:: Data rows ::
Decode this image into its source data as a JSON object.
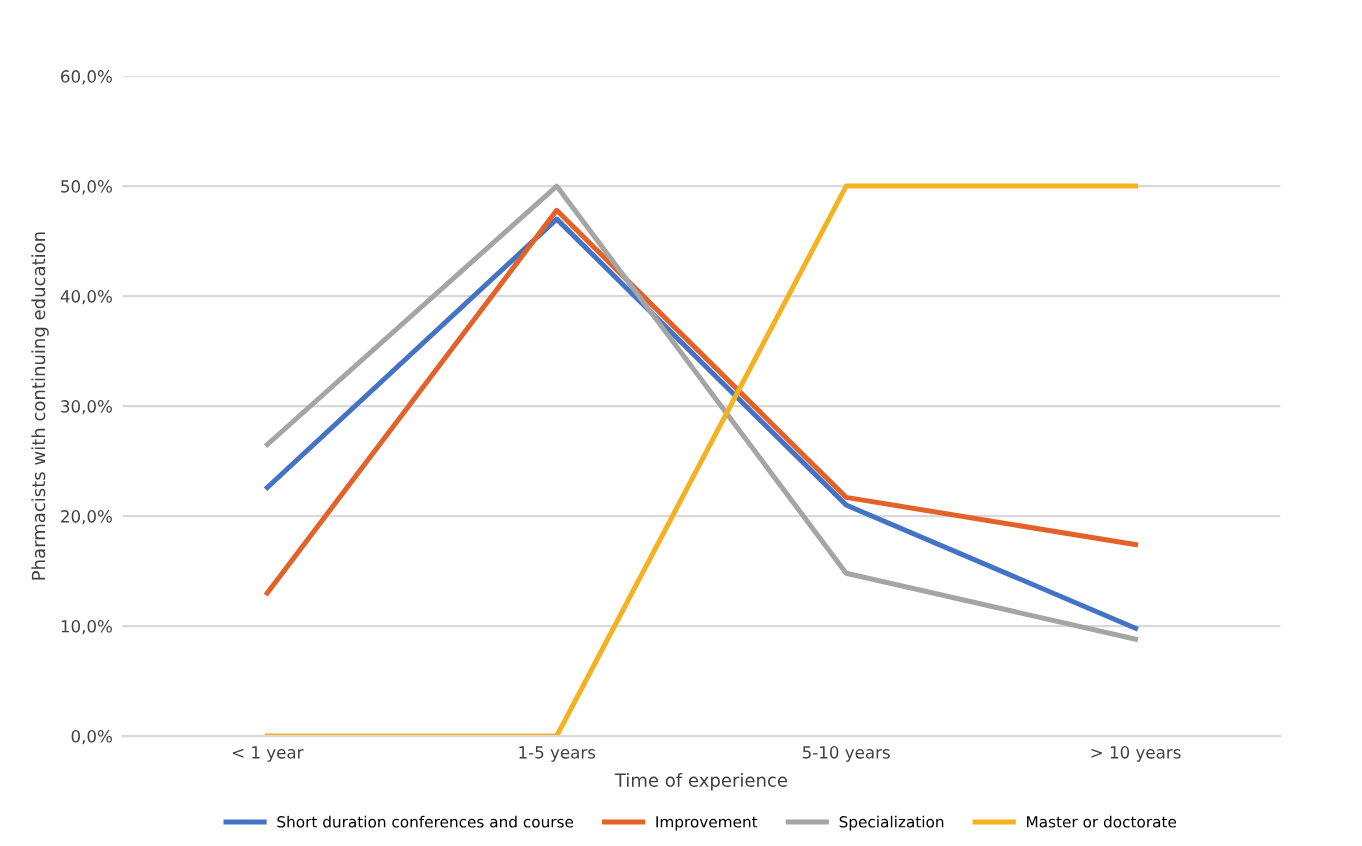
{
  "chart_data": {
    "type": "line",
    "xlabel": "Time of experience",
    "ylabel": "Pharmacists with continuing education",
    "categories": [
      "< 1 year",
      "1-5 years",
      "5-10 years",
      "> 10 years"
    ],
    "series": [
      {
        "name": "Short duration conferences and course",
        "color": "#4472c4",
        "values": [
          22.6,
          47.0,
          21.0,
          9.8
        ]
      },
      {
        "name": "Improvement",
        "color": "#e2622a",
        "values": [
          13.0,
          47.8,
          21.7,
          17.4
        ]
      },
      {
        "name": "Specialization",
        "color": "#a5a5a5",
        "values": [
          26.5,
          50.0,
          14.8,
          8.8
        ]
      },
      {
        "name": "Master or doctorate",
        "color": "#f4b222",
        "values": [
          0,
          0,
          50.0,
          50.0
        ]
      }
    ],
    "ylim": [
      0,
      60
    ],
    "yticks": [
      {
        "value": 0,
        "label": "0,0%"
      },
      {
        "value": 10,
        "label": "10,0%"
      },
      {
        "value": 20,
        "label": "20,0%"
      },
      {
        "value": 30,
        "label": "30,0%"
      },
      {
        "value": 40,
        "label": "40,0%"
      },
      {
        "value": 50,
        "label": "50,0%"
      },
      {
        "value": 60,
        "label": "60,0%"
      }
    ],
    "grid": "y",
    "legend": "bottom",
    "marker": "none",
    "line_style": "solid"
  }
}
:::
Problem requirements:
Pull out every line of the records that includes the string "color".

Finished exercise:
        "color": "#4472c4",
        "color": "#e2622a",
        "color": "#a5a5a5",
        "color": "#f4b222",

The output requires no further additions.